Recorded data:
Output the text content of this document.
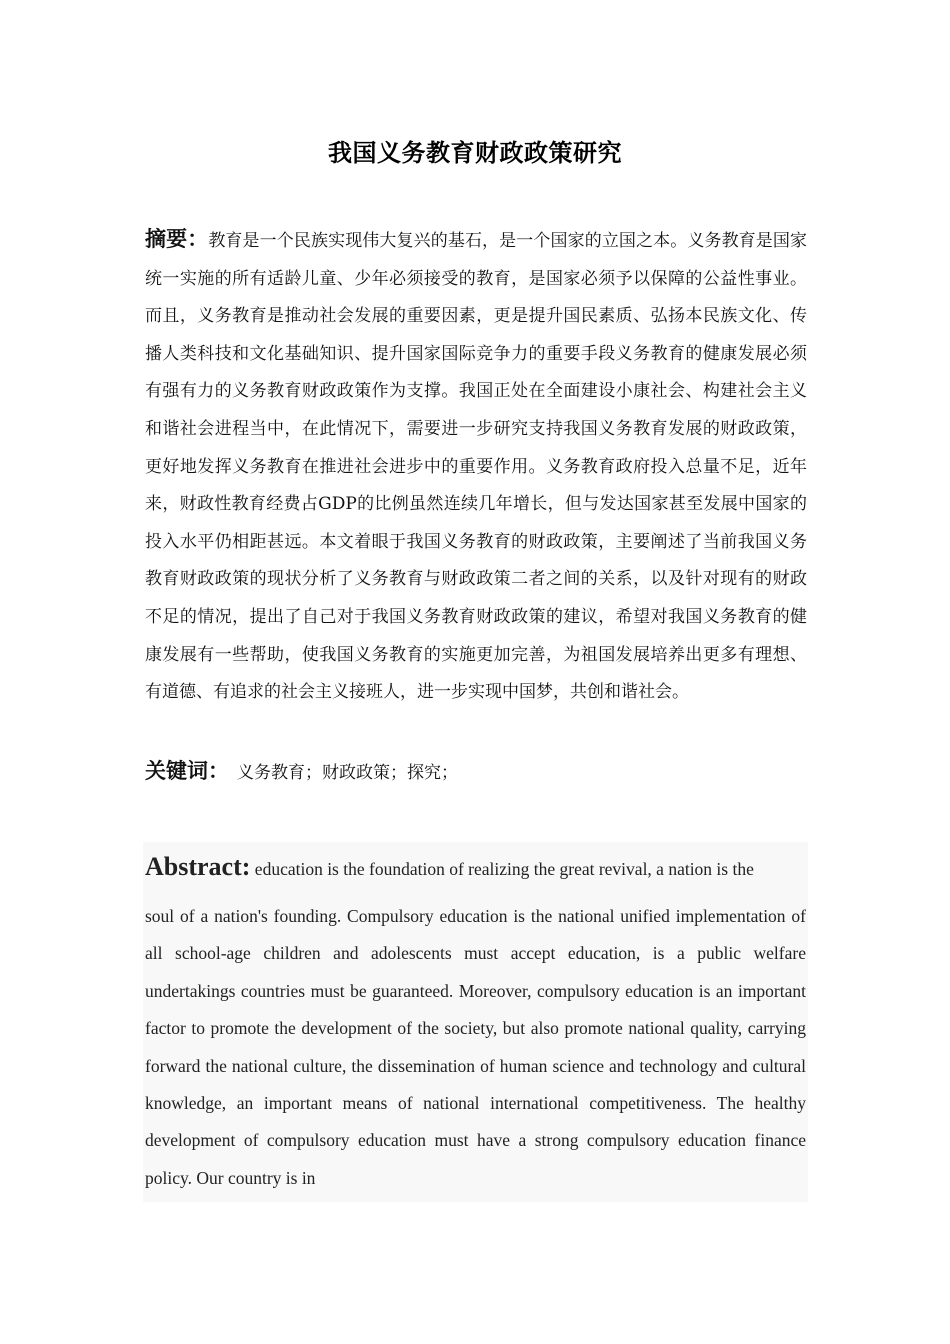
我国义务教育财政政策研究
摘要：教育是一个民族实现伟大复兴的基石，是一个国家的立国之本。义务教育是国家统一实施的所有适龄儿童、少年必须接受的教育，是国家必须予以保障的公益性事业。而且，义务教育是推动社会发展的重要因素，更是提升国民素质、弘扬本民族文化、传播人类科技和文化基础知识、提升国家国际竞争力的重要手段义务教育的健康发展必须有强有力的义务教育财政政策作为支撑。我国正处在全面建设小康社会、构建社会主义和谐社会进程当中，在此情况下，需要进一步研究支持我国义务教育发展的财政政策，更好地发挥义务教育在推进社会进步中的重要作用。义务教育政府投入总量不足，近年来，财政性教育经费占GDP的比例虽然连续几年增长，但与发达国家甚至发展中国家的投入水平仍相距甚远。本文着眼于我国义务教育的财政政策，主要阐述了当前我国义务教育财政政策的现状分析了义务教育与财政政策二者之间的关系，以及针对现有的财政不足的情况，提出了自己对于我国义务教育财政政策的建议，希望对我国义务教育的健康发展有一些帮助，使我国义务教育的实施更加完善，为祖国发展培养出更多有理想、有道德、有追求的社会主义接班人，进一步实现中国梦，共创和谐社会。
关键词： 义务教育；财政政策；探究；
Abstract: education is the foundation of realizing the great revival, a nation is the
soul of a nation's founding. Compulsory education is the national unified implementation of all school-age children and adolescents must accept education, is a public welfare undertakings countries must be guaranteed. Moreover, compulsory education is an important factor to promote the development of the society, but also promote national quality, carrying forward the national culture, the dissemination of human science and technology and cultural knowledge, an important means of national international competitiveness. The healthy development of compulsory education must have a strong compulsory education finance policy. Our country is in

Work required: Reproduce all of the material above word for word. Omit the pictures.

Response:
Output the text content of this document.
我国义务教育财政政策研究
摘要：教育是一个民族实现伟大复兴的基石，是一个国家的立国之本。义务教育是国家统一实施的所有适龄儿童、少年必须接受的教育，是国家必须予以保障的公益性事业。而且，义务教育是推动社会发展的重要因素，更是提升国民素质、弘扬本民族文化、传播人类科技和文化基础知识、提升国家国际竞争力的重要手段义务教育的健康发展必须有强有力的义务教育财政政策作为支撑。我国正处在全面建设小康社会、构建社会主义和谐社会进程当中，在此情况下，需要进一步研究支持我国义务教育发展的财政政策，更好地发挥义务教育在推进社会进步中的重要作用。义务教育政府投入总量不足，近年来，财政性教育经费占GDP的比例虽然连续几年增长，但与发达国家甚至发展中国家的投入水平仍相距甚远。本文着眼于我国义务教育的财政政策，主要阐述了当前我国义务教育财政政策的现状分析了义务教育与财政政策二者之间的关系，以及针对现有的财政不足的情况，提出了自己对于我国义务教育财政政策的建议，希望对我国义务教育的健康发展有一些帮助，使我国义务教育的实施更加完善，为祖国发展培养出更多有理想、有道德、有追求的社会主义接班人，进一步实现中国梦，共创和谐社会。
关键词： 义务教育；财政政策；探究；
Abstract: education is the foundation of realizing the great revival, a nation is the
soul of a nation's founding. Compulsory education is the national unified implementation of all school-age children and adolescents must accept education, is a public welfare undertakings countries must be guaranteed. Moreover, compulsory education is an important factor to promote the development of the society, but also promote national quality, carrying forward the national culture, the dissemination of human science and technology and cultural knowledge, an important means of national international competitiveness. The healthy development of compulsory education must have a strong compulsory education finance policy. Our country is in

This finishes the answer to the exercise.